- _Task material_:
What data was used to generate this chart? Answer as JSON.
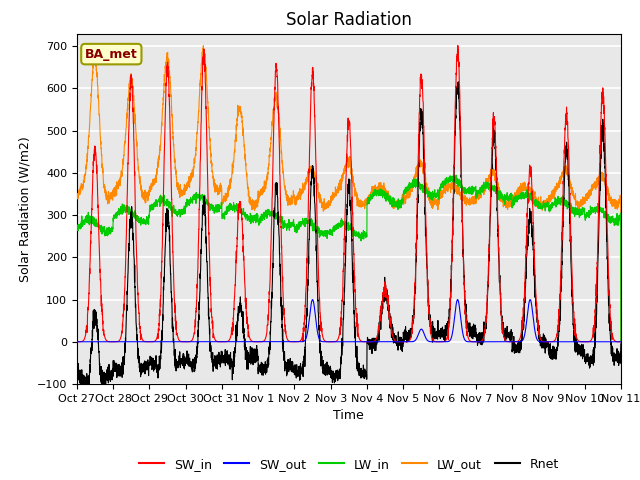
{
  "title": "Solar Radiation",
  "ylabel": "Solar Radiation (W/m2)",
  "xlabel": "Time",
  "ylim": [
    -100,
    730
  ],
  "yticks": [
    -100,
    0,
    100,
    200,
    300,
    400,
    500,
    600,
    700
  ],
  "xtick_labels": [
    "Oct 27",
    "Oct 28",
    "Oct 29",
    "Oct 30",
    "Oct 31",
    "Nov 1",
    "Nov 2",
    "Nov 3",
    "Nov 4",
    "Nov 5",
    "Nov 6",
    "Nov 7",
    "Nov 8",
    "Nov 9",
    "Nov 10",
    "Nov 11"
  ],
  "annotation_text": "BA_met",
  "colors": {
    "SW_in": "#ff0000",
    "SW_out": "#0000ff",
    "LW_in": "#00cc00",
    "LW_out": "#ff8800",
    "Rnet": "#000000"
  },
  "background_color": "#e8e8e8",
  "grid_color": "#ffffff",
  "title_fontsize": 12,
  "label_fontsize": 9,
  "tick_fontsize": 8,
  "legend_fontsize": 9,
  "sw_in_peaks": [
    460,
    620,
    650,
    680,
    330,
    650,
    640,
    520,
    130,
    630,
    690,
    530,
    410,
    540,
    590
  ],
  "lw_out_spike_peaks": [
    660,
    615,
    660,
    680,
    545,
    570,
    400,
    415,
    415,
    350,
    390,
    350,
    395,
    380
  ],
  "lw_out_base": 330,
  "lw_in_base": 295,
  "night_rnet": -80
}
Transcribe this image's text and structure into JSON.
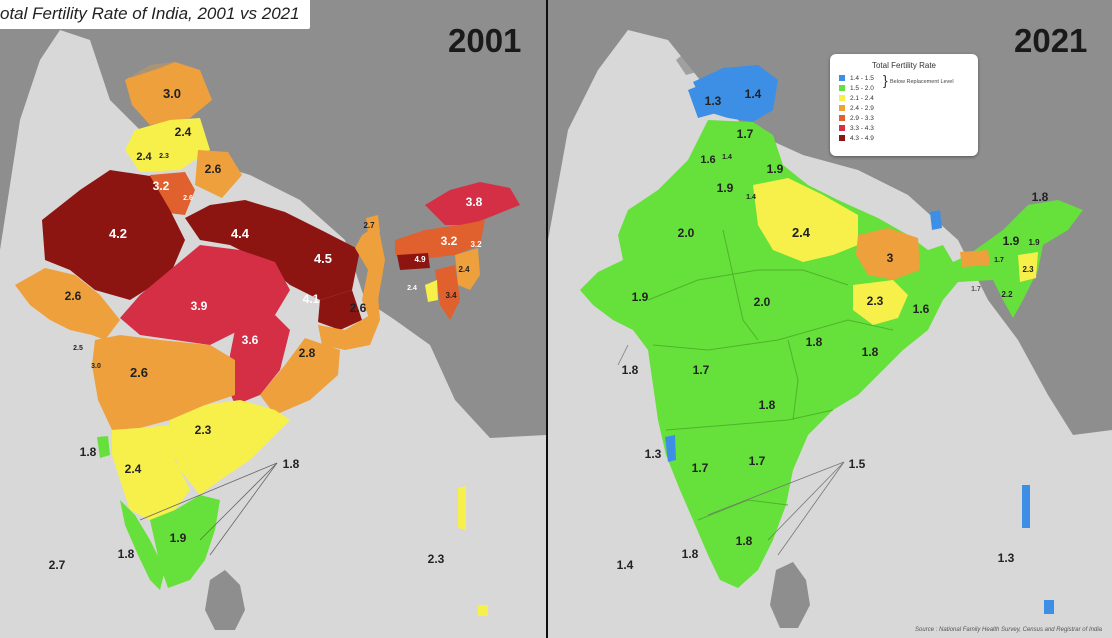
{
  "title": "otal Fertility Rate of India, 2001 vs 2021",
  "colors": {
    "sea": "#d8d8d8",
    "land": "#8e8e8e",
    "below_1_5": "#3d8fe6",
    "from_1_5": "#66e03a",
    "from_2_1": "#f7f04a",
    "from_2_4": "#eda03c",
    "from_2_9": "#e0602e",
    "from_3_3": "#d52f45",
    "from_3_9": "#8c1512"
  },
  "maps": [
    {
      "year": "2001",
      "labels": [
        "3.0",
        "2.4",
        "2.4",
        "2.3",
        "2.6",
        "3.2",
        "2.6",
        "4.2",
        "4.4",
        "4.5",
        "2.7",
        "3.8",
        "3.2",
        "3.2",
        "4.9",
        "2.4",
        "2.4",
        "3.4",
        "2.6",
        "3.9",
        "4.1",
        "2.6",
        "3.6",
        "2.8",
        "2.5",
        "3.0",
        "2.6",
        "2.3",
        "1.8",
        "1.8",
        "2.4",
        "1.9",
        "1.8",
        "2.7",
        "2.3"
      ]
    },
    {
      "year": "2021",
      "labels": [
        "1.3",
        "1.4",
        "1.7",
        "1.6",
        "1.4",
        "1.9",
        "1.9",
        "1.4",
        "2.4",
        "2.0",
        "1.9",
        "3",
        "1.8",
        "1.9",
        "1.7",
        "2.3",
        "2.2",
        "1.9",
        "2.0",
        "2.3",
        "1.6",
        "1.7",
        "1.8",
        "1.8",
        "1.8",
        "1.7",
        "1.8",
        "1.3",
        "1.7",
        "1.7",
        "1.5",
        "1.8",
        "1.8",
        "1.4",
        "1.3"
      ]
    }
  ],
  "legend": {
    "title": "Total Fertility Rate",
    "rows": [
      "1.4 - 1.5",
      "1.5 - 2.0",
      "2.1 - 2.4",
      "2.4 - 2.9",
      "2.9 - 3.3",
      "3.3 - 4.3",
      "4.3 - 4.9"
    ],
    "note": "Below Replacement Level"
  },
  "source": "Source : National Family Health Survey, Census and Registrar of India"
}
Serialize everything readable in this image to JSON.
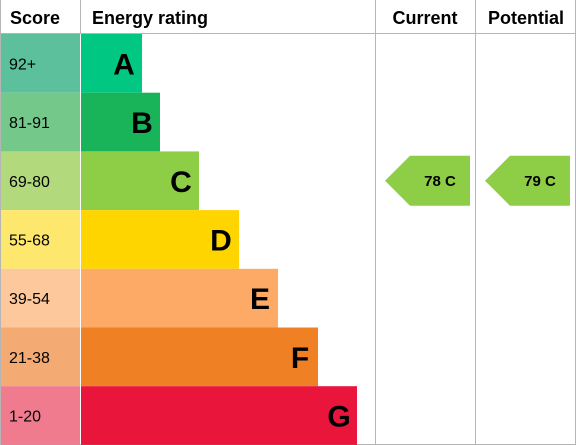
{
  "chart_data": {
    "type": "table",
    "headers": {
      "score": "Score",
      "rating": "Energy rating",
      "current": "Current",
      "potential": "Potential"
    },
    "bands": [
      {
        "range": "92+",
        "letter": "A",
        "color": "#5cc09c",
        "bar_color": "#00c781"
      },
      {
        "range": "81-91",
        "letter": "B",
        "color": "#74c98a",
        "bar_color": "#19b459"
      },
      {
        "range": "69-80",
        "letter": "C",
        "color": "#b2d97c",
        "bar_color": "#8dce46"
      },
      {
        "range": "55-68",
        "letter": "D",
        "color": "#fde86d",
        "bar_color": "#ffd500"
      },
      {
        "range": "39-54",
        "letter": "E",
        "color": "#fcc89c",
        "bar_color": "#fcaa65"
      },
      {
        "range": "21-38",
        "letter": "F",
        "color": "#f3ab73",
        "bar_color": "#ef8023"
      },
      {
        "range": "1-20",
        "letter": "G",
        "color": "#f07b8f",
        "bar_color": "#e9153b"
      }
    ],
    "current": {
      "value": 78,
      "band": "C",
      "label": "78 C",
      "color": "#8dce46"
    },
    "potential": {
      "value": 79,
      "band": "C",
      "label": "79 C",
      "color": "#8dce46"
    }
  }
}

- _The task_:
Excluding the pictures, restate the records above word for word.

- _Task response_:
What data was used to generate this chart? Answer as JSON.
{
  "title": "Solar Radiation",
  "ylabel": "Solar Radiation (W/m2)",
  "xlabel": "Time",
  "ylim": [
    -100,
    730
  ],
  "yticks": [
    -100,
    0,
    100,
    200,
    300,
    400,
    500,
    600,
    700
  ],
  "xtick_labels": [
    "Oct 27",
    "Oct 28",
    "Oct 29",
    "Oct 30",
    "Oct 31",
    "Nov 1",
    "Nov 2",
    "Nov 3",
    "Nov 4",
    "Nov 5",
    "Nov 6",
    "Nov 7",
    "Nov 8",
    "Nov 9",
    "Nov 10",
    "Nov 11"
  ],
  "annotation_text": "BA_met",
  "colors": {
    "SW_in": "#ff0000",
    "SW_out": "#0000ff",
    "LW_in": "#00cc00",
    "LW_out": "#ff8800",
    "Rnet": "#000000"
  },
  "background_color": "#e8e8e8",
  "grid_color": "#ffffff",
  "title_fontsize": 12,
  "label_fontsize": 9,
  "tick_fontsize": 8,
  "legend_fontsize": 9,
  "sw_in_peaks": [
    460,
    620,
    650,
    680,
    330,
    650,
    640,
    520,
    130,
    630,
    690,
    530,
    410,
    540,
    590
  ],
  "lw_out_spike_peaks": [
    660,
    615,
    660,
    680,
    545,
    570,
    400,
    415,
    415,
    350,
    390,
    350,
    395,
    380
  ],
  "lw_out_base": 330,
  "lw_in_base": 295,
  "night_rnet": -80
}
Transcribe this image's text and structure into JSON.
{
  "title": "otal Fertility Rate of India, 2001 vs 2021",
  "colors": {
    "sea": "#d8d8d8",
    "land": "#8e8e8e",
    "below_1_5": "#3d8fe6",
    "from_1_5": "#66e03a",
    "from_2_1": "#f7f04a",
    "from_2_4": "#eda03c",
    "from_2_9": "#e0602e",
    "from_3_3": "#d52f45",
    "from_3_9": "#8c1512"
  },
  "maps": [
    {
      "year": "2001",
      "labels": [
        "3.0",
        "2.4",
        "2.4",
        "2.3",
        "2.6",
        "3.2",
        "2.6",
        "4.2",
        "4.4",
        "4.5",
        "2.7",
        "3.8",
        "3.2",
        "3.2",
        "4.9",
        "2.4",
        "2.4",
        "3.4",
        "2.6",
        "3.9",
        "4.1",
        "2.6",
        "3.6",
        "2.8",
        "2.5",
        "3.0",
        "2.6",
        "2.3",
        "1.8",
        "1.8",
        "2.4",
        "1.9",
        "1.8",
        "2.7",
        "2.3"
      ]
    },
    {
      "year": "2021",
      "labels": [
        "1.3",
        "1.4",
        "1.7",
        "1.6",
        "1.4",
        "1.9",
        "1.9",
        "1.4",
        "2.4",
        "2.0",
        "1.9",
        "3",
        "1.8",
        "1.9",
        "1.7",
        "2.3",
        "2.2",
        "1.9",
        "2.0",
        "2.3",
        "1.6",
        "1.7",
        "1.8",
        "1.8",
        "1.8",
        "1.7",
        "1.8",
        "1.3",
        "1.7",
        "1.7",
        "1.5",
        "1.8",
        "1.8",
        "1.4",
        "1.3"
      ]
    }
  ],
  "legend": {
    "title": "Total Fertility Rate",
    "rows": [
      "1.4 - 1.5",
      "1.5 - 2.0",
      "2.1 - 2.4",
      "2.4 - 2.9",
      "2.9 - 3.3",
      "3.3 - 4.3",
      "4.3 - 4.9"
    ],
    "note": "Below Replacement Level"
  },
  "source": "Source : National Family Health Survey, Census and Registrar of India"
}
Serialize everything readable in this image to JSON.
{
  "chart_data": {
    "type": "table",
    "headers": {
      "score": "Score",
      "rating": "Energy rating",
      "current": "Current",
      "potential": "Potential"
    },
    "bands": [
      {
        "range": "92+",
        "letter": "A",
        "color": "#5cc09c",
        "bar_color": "#00c781"
      },
      {
        "range": "81-91",
        "letter": "B",
        "color": "#74c98a",
        "bar_color": "#19b459"
      },
      {
        "range": "69-80",
        "letter": "C",
        "color": "#b2d97c",
        "bar_color": "#8dce46"
      },
      {
        "range": "55-68",
        "letter": "D",
        "color": "#fde86d",
        "bar_color": "#ffd500"
      },
      {
        "range": "39-54",
        "letter": "E",
        "color": "#fcc89c",
        "bar_color": "#fcaa65"
      },
      {
        "range": "21-38",
        "letter": "F",
        "color": "#f3ab73",
        "bar_color": "#ef8023"
      },
      {
        "range": "1-20",
        "letter": "G",
        "color": "#f07b8f",
        "bar_color": "#e9153b"
      }
    ],
    "current": {
      "value": 78,
      "band": "C",
      "label": "78 C",
      "color": "#8dce46"
    },
    "potential": {
      "value": 79,
      "band": "C",
      "label": "79 C",
      "color": "#8dce46"
    }
  }
}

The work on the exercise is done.